__WHAT TO DO__.
Copy each line of the material below that includes the string "color".

○ ○ ○

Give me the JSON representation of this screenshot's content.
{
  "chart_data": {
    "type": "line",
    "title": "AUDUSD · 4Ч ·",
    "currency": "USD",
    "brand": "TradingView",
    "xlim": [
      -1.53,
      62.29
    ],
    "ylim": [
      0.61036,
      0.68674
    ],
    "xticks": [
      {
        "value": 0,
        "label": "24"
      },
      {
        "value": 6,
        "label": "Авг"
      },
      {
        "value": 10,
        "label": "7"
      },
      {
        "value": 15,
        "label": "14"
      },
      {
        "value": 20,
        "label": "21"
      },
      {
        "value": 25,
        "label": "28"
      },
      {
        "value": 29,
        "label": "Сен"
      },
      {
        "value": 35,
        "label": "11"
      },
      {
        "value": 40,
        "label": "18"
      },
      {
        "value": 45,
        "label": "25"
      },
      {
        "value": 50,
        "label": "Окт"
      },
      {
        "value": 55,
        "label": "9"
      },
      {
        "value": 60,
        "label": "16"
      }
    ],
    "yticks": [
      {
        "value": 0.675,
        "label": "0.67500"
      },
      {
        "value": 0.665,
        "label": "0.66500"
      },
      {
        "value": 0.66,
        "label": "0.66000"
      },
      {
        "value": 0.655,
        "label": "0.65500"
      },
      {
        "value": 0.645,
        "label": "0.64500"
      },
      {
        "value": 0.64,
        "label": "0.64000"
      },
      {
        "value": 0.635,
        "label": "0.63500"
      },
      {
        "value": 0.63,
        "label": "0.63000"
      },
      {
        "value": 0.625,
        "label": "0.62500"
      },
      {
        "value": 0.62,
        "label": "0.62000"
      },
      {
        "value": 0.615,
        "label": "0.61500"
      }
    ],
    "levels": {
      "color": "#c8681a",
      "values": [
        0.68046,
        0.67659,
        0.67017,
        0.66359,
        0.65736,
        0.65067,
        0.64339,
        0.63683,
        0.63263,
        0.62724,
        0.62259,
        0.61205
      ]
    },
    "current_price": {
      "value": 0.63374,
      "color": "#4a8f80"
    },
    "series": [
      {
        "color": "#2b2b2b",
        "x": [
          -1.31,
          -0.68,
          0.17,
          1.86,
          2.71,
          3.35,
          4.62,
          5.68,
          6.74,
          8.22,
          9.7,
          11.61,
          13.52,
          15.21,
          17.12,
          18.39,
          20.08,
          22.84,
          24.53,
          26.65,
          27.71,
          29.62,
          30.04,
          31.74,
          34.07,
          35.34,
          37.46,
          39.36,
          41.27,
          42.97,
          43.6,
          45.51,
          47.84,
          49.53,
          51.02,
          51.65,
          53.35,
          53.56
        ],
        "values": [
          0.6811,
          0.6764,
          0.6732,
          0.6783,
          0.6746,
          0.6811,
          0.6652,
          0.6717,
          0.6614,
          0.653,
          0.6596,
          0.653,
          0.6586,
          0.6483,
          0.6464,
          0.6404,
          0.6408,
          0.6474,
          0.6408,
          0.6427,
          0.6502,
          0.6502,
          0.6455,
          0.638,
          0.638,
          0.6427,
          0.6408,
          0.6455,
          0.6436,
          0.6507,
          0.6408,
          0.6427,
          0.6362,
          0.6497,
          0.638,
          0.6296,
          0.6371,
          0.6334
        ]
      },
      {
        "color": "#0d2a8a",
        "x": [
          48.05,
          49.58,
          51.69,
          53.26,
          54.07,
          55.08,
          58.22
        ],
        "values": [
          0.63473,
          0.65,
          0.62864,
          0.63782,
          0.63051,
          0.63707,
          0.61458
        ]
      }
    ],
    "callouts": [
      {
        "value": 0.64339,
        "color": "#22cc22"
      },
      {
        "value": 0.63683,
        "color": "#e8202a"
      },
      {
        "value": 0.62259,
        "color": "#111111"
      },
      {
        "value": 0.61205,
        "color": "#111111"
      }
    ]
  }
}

○ ○ ○

__WRITTEN SOLUTION__.
      "color": "#c8681a",
      "color": "#4a8f80"
        "color": "#2b2b2b",
        "color": "#0d2a8a",
        "color": "#22cc22"
        "color": "#e8202a"
        "color": "#111111"
        "color": "#111111"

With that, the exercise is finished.